→ **Task to carry out**: Pick out every line with the word "Offre" and copy it.

→ **Rows**:

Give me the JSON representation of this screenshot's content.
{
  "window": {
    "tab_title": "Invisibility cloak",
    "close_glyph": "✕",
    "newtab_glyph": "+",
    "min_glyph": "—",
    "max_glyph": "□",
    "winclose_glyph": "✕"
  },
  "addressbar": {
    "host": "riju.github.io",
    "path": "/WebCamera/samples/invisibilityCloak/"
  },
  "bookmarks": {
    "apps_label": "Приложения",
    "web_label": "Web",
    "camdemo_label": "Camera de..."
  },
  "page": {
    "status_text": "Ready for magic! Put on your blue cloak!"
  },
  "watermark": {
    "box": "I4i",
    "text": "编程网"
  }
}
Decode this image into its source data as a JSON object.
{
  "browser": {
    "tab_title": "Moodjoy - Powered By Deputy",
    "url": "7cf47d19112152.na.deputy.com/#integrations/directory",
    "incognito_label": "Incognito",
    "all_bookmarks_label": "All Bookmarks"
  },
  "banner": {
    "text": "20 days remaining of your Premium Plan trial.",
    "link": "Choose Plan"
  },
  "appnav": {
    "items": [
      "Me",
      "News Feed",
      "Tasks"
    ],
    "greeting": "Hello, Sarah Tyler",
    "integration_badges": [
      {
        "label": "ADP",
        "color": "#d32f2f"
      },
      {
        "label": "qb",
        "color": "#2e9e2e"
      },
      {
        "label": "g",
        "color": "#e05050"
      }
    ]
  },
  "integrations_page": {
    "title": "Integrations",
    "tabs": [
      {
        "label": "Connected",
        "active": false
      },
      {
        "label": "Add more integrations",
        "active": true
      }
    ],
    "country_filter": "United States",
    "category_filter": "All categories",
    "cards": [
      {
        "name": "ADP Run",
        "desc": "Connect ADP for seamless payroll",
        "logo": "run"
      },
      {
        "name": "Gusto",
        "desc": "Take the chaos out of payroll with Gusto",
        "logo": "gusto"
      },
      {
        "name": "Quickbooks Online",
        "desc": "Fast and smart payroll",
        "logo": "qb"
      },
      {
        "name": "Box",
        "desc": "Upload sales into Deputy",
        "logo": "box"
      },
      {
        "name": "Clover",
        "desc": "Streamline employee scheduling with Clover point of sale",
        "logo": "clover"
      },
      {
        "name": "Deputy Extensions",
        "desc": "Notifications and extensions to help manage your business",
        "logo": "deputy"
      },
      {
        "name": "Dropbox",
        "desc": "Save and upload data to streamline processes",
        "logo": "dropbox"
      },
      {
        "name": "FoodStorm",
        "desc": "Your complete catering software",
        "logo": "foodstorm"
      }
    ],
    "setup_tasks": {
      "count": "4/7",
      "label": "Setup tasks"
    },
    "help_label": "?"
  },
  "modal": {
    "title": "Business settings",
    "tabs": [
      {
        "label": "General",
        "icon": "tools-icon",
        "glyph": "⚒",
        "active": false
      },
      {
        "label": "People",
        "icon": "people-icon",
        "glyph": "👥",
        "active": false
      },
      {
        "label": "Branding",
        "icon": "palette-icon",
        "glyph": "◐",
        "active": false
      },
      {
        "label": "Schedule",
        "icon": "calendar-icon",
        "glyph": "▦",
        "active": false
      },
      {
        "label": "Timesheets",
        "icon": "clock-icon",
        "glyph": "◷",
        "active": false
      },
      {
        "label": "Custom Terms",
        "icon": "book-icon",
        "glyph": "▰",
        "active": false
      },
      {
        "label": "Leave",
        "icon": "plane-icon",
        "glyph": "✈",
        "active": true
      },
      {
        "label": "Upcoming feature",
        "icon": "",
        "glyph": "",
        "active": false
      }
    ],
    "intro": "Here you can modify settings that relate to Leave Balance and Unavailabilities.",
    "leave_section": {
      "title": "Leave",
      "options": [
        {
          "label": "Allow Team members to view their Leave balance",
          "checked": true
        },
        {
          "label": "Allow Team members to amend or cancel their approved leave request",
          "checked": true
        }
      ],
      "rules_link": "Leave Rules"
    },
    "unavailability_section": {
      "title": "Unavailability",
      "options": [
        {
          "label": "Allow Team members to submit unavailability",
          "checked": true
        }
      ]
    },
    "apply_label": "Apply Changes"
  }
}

--

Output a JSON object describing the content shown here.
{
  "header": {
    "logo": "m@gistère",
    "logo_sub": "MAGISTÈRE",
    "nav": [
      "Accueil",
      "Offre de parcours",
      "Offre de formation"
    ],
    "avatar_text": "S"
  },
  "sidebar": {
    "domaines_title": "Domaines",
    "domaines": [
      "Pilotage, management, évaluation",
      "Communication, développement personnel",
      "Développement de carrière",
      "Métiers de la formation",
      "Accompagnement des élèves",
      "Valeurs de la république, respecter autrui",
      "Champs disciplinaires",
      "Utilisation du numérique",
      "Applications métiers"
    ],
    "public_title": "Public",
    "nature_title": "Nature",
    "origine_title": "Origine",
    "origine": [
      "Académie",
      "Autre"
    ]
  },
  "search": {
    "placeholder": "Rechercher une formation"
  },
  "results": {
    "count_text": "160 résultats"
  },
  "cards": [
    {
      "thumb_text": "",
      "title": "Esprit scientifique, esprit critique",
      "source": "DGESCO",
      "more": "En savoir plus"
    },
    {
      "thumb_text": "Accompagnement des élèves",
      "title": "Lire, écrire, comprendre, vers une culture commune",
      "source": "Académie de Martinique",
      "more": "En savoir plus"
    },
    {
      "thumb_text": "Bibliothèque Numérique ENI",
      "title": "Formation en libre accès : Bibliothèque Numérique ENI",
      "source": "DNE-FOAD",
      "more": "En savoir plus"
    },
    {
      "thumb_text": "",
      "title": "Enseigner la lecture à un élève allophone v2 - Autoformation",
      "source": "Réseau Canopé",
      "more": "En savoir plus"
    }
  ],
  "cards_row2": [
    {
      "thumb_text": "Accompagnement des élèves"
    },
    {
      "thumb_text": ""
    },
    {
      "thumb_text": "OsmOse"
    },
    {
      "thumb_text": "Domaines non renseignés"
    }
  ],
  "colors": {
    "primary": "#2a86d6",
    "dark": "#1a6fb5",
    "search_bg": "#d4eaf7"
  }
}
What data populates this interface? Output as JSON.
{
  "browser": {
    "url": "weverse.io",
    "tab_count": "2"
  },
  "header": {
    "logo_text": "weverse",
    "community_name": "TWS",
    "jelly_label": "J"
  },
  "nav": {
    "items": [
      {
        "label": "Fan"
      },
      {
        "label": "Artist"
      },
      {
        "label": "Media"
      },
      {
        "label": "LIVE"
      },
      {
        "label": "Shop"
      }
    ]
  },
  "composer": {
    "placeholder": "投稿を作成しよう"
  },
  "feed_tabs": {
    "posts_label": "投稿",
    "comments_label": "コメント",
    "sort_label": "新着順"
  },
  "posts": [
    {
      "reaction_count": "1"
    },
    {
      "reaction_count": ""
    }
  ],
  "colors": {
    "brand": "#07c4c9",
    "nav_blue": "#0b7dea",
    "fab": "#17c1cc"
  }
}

→ **Solution**:
      "Offre de parcours",
      "Offre de formation"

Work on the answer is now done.